Transcribe the listing in full, excluding any pictures.

++++ Records for this exercise

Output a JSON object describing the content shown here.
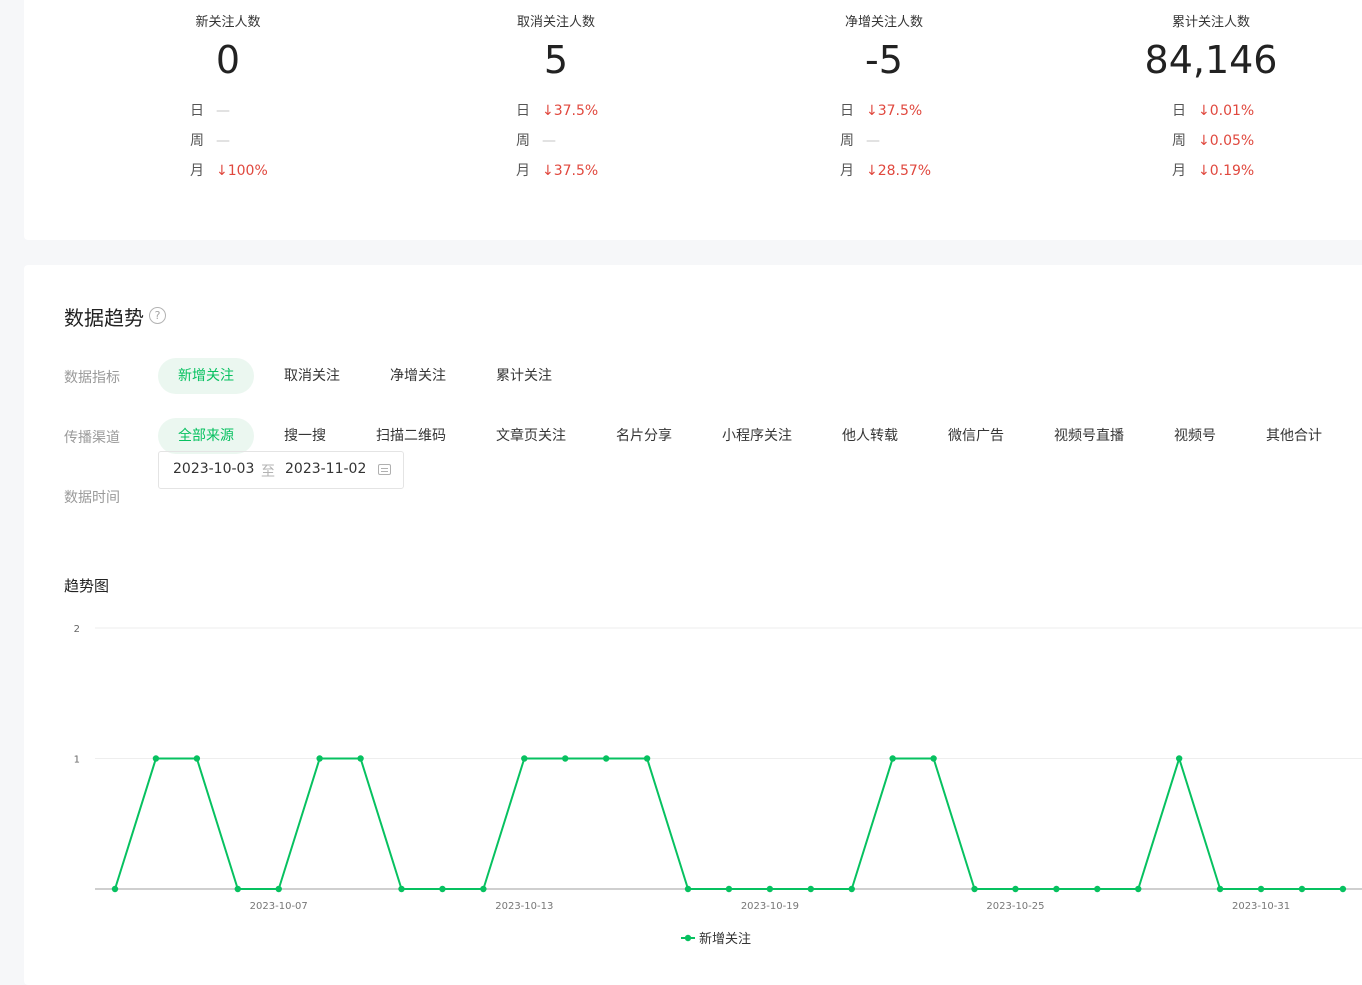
{
  "stats": [
    {
      "label": "新关注人数",
      "value": "0",
      "rows": [
        {
          "key": "日",
          "val": "—",
          "dir": ""
        },
        {
          "key": "周",
          "val": "—",
          "dir": ""
        },
        {
          "key": "月",
          "val": "100%",
          "dir": "down"
        }
      ]
    },
    {
      "label": "取消关注人数",
      "value": "5",
      "rows": [
        {
          "key": "日",
          "val": "37.5%",
          "dir": "down"
        },
        {
          "key": "周",
          "val": "—",
          "dir": ""
        },
        {
          "key": "月",
          "val": "37.5%",
          "dir": "down"
        }
      ]
    },
    {
      "label": "净增关注人数",
      "value": "-5",
      "rows": [
        {
          "key": "日",
          "val": "37.5%",
          "dir": "down"
        },
        {
          "key": "周",
          "val": "—",
          "dir": ""
        },
        {
          "key": "月",
          "val": "28.57%",
          "dir": "down"
        }
      ]
    },
    {
      "label": "累计关注人数",
      "value": "84,146",
      "rows": [
        {
          "key": "日",
          "val": "0.01%",
          "dir": "down"
        },
        {
          "key": "周",
          "val": "0.05%",
          "dir": "down"
        },
        {
          "key": "月",
          "val": "0.19%",
          "dir": "down"
        }
      ]
    }
  ],
  "trend": {
    "title": "数据趋势",
    "help_icon": "?",
    "metrics_label": "数据指标",
    "metrics": [
      "新增关注",
      "取消关注",
      "净增关注",
      "累计关注"
    ],
    "metrics_active": 0,
    "channels_label": "传播渠道",
    "channels": [
      "全部来源",
      "搜一搜",
      "扫描二维码",
      "文章页关注",
      "名片分享",
      "小程序关注",
      "他人转载",
      "微信广告",
      "视频号直播",
      "视频号",
      "其他合计"
    ],
    "channels_active": 0,
    "time_label": "数据时间",
    "date_start": "2023-10-03",
    "date_sep": "至",
    "date_end": "2023-11-02",
    "chart_title": "趋势图",
    "accent": "#07c160",
    "down_color": "#e0483e"
  },
  "chart_data": {
    "type": "line",
    "ylim": [
      0,
      2
    ],
    "y_ticks": [
      "2",
      "1"
    ],
    "x_tick_labels": [
      "2023-10-07",
      "2023-10-13",
      "2023-10-19",
      "2023-10-25",
      "2023-10-31"
    ],
    "x": [
      "2023-10-03",
      "2023-10-04",
      "2023-10-05",
      "2023-10-06",
      "2023-10-07",
      "2023-10-08",
      "2023-10-09",
      "2023-10-10",
      "2023-10-11",
      "2023-10-12",
      "2023-10-13",
      "2023-10-14",
      "2023-10-15",
      "2023-10-16",
      "2023-10-17",
      "2023-10-18",
      "2023-10-19",
      "2023-10-20",
      "2023-10-21",
      "2023-10-22",
      "2023-10-23",
      "2023-10-24",
      "2023-10-25",
      "2023-10-26",
      "2023-10-27",
      "2023-10-28",
      "2023-10-29",
      "2023-10-30",
      "2023-10-31",
      "2023-11-01",
      "2023-11-02"
    ],
    "series": [
      {
        "name": "新增关注",
        "color": "#07c160",
        "values": [
          0,
          1,
          1,
          0,
          0,
          1,
          1,
          0,
          0,
          0,
          1,
          1,
          1,
          1,
          0,
          0,
          0,
          0,
          0,
          1,
          1,
          0,
          0,
          0,
          0,
          0,
          1,
          0,
          0,
          0,
          0
        ]
      }
    ],
    "legend_position": "bottom-center",
    "grid": true
  }
}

++++++++

[Task solution]
Output a JSON object describing the content shown here.
{
  "stats": [
    {
      "label": "新关注人数",
      "value": "0",
      "rows": [
        {
          "key": "日",
          "val": "—",
          "dir": ""
        },
        {
          "key": "周",
          "val": "—",
          "dir": ""
        },
        {
          "key": "月",
          "val": "100%",
          "dir": "down"
        }
      ]
    },
    {
      "label": "取消关注人数",
      "value": "5",
      "rows": [
        {
          "key": "日",
          "val": "37.5%",
          "dir": "down"
        },
        {
          "key": "周",
          "val": "—",
          "dir": ""
        },
        {
          "key": "月",
          "val": "37.5%",
          "dir": "down"
        }
      ]
    },
    {
      "label": "净增关注人数",
      "value": "-5",
      "rows": [
        {
          "key": "日",
          "val": "37.5%",
          "dir": "down"
        },
        {
          "key": "周",
          "val": "—",
          "dir": ""
        },
        {
          "key": "月",
          "val": "28.57%",
          "dir": "down"
        }
      ]
    },
    {
      "label": "累计关注人数",
      "value": "84,146",
      "rows": [
        {
          "key": "日",
          "val": "0.01%",
          "dir": "down"
        },
        {
          "key": "周",
          "val": "0.05%",
          "dir": "down"
        },
        {
          "key": "月",
          "val": "0.19%",
          "dir": "down"
        }
      ]
    }
  ],
  "trend": {
    "title": "数据趋势",
    "help_icon": "?",
    "metrics_label": "数据指标",
    "metrics": [
      "新增关注",
      "取消关注",
      "净增关注",
      "累计关注"
    ],
    "metrics_active": 0,
    "channels_label": "传播渠道",
    "channels": [
      "全部来源",
      "搜一搜",
      "扫描二维码",
      "文章页关注",
      "名片分享",
      "小程序关注",
      "他人转载",
      "微信广告",
      "视频号直播",
      "视频号",
      "其他合计"
    ],
    "channels_active": 0,
    "time_label": "数据时间",
    "date_start": "2023-10-03",
    "date_sep": "至",
    "date_end": "2023-11-02",
    "chart_title": "趋势图",
    "accent": "#07c160",
    "down_color": "#e0483e"
  },
  "chart_data": {
    "type": "line",
    "ylim": [
      0,
      2
    ],
    "y_ticks": [
      "2",
      "1"
    ],
    "x_tick_labels": [
      "2023-10-07",
      "2023-10-13",
      "2023-10-19",
      "2023-10-25",
      "2023-10-31"
    ],
    "x": [
      "2023-10-03",
      "2023-10-04",
      "2023-10-05",
      "2023-10-06",
      "2023-10-07",
      "2023-10-08",
      "2023-10-09",
      "2023-10-10",
      "2023-10-11",
      "2023-10-12",
      "2023-10-13",
      "2023-10-14",
      "2023-10-15",
      "2023-10-16",
      "2023-10-17",
      "2023-10-18",
      "2023-10-19",
      "2023-10-20",
      "2023-10-21",
      "2023-10-22",
      "2023-10-23",
      "2023-10-24",
      "2023-10-25",
      "2023-10-26",
      "2023-10-27",
      "2023-10-28",
      "2023-10-29",
      "2023-10-30",
      "2023-10-31",
      "2023-11-01",
      "2023-11-02"
    ],
    "series": [
      {
        "name": "新增关注",
        "color": "#07c160",
        "values": [
          0,
          1,
          1,
          0,
          0,
          1,
          1,
          0,
          0,
          0,
          1,
          1,
          1,
          1,
          0,
          0,
          0,
          0,
          0,
          1,
          1,
          0,
          0,
          0,
          0,
          0,
          1,
          0,
          0,
          0,
          0
        ]
      }
    ],
    "legend_position": "bottom-center",
    "grid": true
  }
}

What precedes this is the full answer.